◆ Directions:
**1)** According to the Table Mountain passage, what rank does the peak hold on the Vandeleur-Lynam Irish scale?
**2)** Write out the Table Mountain passage from "Mountain in County" up to and including "Town, South Africa.".

◆ Source extract:
Mountain in County Wicklow, Ireland

Table Mountain is a 702 m peak in the southern section of the Wicklow Mountains range in Ireland. With a prominence of only 16 m, it is only listed in a few of the recognised categories of mountains in Ireland; it is the 110th–highest peak on the Vandeleur-Lynam Irish scale. Table Mountain is at the apex of a horseshoe-shaped "boggy" massif with its larger neighbours, Camenabologue 758 m and Conavalla 734 m that sit at the head of the Glenmalure valley; all three peaks lie close to the "central spine" of the range as it runs from Kippure in the north, to Lugnaquillia in the south. There is no recorded Irish language name for Table Mountain, and it has no connection with Table Mountain in Cape Town, South Africa.

◆ Information provided:
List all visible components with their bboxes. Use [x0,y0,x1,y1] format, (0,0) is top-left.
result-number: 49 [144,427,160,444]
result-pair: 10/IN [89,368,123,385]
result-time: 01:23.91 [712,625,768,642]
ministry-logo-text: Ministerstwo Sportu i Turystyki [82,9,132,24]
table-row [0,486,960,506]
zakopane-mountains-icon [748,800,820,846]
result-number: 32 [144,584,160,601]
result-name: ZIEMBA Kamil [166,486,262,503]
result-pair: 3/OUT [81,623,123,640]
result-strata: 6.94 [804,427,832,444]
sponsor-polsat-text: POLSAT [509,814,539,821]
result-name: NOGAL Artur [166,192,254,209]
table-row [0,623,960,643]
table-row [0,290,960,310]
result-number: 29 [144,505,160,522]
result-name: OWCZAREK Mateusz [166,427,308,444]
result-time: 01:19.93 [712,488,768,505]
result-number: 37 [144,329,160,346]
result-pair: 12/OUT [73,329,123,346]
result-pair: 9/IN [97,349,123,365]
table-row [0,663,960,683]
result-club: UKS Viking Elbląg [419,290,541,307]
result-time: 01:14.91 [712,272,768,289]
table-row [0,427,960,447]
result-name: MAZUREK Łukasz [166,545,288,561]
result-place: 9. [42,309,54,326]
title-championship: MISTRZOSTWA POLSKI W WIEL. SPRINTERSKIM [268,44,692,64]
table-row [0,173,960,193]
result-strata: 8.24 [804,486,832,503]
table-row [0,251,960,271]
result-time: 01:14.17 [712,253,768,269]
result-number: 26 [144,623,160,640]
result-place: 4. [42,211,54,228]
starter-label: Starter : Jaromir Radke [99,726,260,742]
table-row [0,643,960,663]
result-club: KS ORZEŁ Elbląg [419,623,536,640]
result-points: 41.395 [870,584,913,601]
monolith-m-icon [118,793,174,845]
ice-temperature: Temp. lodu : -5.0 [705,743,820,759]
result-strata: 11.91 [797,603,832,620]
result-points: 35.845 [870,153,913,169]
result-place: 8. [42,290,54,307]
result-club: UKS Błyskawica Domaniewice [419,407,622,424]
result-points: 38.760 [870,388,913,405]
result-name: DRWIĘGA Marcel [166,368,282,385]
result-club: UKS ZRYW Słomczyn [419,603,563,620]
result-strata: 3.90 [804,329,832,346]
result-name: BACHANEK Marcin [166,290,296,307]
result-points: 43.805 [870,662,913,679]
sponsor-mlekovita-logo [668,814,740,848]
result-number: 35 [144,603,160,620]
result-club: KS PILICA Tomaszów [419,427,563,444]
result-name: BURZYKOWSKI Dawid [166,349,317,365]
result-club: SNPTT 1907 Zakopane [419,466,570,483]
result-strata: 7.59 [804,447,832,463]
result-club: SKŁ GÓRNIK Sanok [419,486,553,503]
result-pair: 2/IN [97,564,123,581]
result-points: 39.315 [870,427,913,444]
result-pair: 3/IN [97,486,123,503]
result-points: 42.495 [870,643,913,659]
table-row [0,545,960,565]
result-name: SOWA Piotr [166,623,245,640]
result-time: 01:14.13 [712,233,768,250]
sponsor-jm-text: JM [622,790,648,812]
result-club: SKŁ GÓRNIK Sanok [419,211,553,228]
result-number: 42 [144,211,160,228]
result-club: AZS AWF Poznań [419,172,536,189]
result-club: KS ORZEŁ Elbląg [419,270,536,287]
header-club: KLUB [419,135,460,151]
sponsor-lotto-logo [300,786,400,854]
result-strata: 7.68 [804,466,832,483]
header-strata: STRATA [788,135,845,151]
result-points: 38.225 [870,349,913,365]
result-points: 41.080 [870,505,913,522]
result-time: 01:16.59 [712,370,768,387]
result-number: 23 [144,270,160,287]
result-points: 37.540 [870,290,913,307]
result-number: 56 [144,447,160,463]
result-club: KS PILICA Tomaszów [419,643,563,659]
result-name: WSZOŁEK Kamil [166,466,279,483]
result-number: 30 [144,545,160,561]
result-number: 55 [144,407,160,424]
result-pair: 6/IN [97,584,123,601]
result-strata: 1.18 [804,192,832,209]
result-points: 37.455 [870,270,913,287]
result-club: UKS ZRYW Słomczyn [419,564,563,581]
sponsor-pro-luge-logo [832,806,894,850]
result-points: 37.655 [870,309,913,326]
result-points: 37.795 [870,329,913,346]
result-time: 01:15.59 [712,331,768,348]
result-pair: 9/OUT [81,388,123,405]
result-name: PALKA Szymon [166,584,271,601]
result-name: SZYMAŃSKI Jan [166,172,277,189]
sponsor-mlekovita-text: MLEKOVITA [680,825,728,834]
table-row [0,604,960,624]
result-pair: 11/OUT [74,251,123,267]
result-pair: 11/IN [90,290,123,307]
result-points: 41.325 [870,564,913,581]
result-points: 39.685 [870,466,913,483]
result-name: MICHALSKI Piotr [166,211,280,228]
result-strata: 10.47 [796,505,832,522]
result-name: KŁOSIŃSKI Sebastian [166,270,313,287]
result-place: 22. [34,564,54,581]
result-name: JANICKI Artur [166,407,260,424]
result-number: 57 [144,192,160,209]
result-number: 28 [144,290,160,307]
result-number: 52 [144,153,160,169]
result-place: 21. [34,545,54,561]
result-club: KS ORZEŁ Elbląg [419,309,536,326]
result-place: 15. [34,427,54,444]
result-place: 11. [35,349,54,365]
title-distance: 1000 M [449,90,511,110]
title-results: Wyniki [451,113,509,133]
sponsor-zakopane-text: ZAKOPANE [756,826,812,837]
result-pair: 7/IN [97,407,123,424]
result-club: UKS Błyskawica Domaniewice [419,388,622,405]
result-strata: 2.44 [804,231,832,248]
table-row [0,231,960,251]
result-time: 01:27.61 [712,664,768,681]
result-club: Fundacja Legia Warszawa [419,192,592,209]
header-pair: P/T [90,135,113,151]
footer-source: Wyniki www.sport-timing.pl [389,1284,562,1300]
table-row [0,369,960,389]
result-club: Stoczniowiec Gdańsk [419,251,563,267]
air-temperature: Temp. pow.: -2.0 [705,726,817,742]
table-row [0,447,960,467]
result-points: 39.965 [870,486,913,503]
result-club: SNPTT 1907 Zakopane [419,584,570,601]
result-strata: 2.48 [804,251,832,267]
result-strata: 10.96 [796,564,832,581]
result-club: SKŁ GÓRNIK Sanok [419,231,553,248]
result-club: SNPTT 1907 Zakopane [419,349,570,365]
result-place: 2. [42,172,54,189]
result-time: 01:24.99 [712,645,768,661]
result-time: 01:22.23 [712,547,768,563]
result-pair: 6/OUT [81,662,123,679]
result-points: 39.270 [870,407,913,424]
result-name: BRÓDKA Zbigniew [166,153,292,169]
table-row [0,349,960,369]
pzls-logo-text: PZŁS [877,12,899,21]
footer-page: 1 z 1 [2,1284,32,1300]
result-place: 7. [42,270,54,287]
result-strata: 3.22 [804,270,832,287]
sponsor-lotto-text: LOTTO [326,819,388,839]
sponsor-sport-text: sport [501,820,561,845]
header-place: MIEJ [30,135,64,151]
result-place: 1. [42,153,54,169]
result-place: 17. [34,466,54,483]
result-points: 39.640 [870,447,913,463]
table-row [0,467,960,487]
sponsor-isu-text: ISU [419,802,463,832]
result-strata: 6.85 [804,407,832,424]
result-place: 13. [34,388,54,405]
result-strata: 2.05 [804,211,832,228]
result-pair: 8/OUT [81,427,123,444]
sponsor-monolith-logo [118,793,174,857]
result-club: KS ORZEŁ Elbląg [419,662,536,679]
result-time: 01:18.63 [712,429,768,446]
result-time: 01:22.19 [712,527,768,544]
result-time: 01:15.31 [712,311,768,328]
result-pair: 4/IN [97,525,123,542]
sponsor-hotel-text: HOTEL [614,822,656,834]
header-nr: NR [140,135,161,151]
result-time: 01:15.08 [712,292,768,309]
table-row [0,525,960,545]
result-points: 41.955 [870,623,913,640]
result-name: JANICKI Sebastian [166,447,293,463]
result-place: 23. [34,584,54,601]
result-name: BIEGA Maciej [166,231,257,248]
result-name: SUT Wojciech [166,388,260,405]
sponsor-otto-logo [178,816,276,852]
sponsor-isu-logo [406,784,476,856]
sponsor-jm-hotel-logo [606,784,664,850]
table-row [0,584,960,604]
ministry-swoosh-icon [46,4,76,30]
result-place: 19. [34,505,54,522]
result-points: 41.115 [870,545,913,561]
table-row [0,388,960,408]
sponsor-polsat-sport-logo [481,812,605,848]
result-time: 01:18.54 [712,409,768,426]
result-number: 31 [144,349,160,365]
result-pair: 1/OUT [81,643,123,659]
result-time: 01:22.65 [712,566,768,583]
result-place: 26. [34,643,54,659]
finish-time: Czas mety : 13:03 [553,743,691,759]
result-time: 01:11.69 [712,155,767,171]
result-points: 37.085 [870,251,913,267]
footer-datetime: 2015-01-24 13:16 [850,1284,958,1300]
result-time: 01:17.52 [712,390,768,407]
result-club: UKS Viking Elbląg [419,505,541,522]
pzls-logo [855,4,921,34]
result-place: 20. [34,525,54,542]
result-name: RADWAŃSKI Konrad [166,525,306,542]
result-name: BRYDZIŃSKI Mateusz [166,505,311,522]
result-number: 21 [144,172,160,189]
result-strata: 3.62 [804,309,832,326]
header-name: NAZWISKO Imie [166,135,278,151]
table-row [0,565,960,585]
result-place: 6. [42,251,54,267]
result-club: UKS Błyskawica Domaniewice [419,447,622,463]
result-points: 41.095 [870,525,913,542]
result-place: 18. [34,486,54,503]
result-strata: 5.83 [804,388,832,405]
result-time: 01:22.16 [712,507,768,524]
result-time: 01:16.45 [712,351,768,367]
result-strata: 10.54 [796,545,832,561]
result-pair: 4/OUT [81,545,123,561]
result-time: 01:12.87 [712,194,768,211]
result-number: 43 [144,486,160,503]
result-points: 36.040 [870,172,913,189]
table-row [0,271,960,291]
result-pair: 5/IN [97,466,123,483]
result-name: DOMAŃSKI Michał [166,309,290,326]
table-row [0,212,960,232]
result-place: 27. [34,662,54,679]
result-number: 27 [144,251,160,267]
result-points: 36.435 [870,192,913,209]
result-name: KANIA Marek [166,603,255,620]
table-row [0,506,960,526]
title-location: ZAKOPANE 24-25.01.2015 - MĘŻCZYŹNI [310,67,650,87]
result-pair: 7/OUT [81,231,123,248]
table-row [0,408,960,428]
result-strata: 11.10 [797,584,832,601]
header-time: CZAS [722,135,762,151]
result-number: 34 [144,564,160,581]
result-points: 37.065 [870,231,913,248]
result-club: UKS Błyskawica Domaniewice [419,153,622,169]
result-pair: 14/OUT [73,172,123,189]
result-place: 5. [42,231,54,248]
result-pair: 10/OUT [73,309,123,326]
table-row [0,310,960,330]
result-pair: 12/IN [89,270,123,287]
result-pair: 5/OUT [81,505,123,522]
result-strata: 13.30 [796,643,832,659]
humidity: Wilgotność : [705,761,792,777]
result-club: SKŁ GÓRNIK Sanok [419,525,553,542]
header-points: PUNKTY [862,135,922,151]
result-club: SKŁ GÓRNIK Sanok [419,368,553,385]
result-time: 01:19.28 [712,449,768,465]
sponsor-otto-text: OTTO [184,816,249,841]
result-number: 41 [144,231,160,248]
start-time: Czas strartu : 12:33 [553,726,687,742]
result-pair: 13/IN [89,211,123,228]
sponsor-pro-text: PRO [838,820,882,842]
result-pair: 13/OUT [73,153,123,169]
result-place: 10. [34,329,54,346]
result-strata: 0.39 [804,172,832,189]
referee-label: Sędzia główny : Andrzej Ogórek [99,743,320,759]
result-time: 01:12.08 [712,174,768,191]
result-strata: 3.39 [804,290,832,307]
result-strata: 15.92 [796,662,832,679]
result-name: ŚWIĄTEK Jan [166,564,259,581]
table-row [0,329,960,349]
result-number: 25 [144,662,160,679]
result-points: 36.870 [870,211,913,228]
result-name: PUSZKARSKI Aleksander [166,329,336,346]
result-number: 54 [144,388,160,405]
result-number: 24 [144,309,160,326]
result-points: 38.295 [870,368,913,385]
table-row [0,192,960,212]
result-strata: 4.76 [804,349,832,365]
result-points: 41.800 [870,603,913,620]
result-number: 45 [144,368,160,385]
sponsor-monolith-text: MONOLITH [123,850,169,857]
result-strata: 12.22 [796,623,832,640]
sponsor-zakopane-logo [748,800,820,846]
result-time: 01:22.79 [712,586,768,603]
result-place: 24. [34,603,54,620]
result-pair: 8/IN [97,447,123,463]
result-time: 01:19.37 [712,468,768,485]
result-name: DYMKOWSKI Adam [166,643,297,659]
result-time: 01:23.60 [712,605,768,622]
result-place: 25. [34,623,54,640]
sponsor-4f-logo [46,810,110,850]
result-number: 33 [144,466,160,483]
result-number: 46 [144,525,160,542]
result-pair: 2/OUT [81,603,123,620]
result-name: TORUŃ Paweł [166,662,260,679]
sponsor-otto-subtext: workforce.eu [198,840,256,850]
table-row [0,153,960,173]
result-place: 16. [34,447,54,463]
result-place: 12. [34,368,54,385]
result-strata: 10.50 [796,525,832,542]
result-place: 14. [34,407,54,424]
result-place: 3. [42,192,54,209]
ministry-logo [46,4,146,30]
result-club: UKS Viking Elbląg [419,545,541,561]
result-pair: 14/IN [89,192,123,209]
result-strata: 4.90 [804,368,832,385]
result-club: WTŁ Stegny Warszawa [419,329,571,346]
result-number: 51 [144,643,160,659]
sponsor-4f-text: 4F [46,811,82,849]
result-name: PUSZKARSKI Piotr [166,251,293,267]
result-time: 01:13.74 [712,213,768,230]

◆ Solved problems:
**1)** 110th-highest

**2)**
Mountain in County Wicklow, Ireland

Table Mountain is a 702 m peak in the southern section of the Wicklow Mountains range in Ireland. With a prominence of only 16 m, it is only listed in a few of the recognised categories of mountains in Ireland; it is the 110th–highest peak on the Vandeleur-Lynam Irish scale. Table Mountain is at the apex of a horseshoe-shaped "boggy" massif with its larger neighbours, Camenabologue 758 m and Conavalla 734 m that sit at the head of the Glenmalure valley; all three peaks lie close to the "central spine" of the range as it runs from Kippure in the north, to Lugnaquillia in the south. There is no recorded Irish language name for Table Mountain, and it has no connection with Table Mountain in Cape Town, South Africa.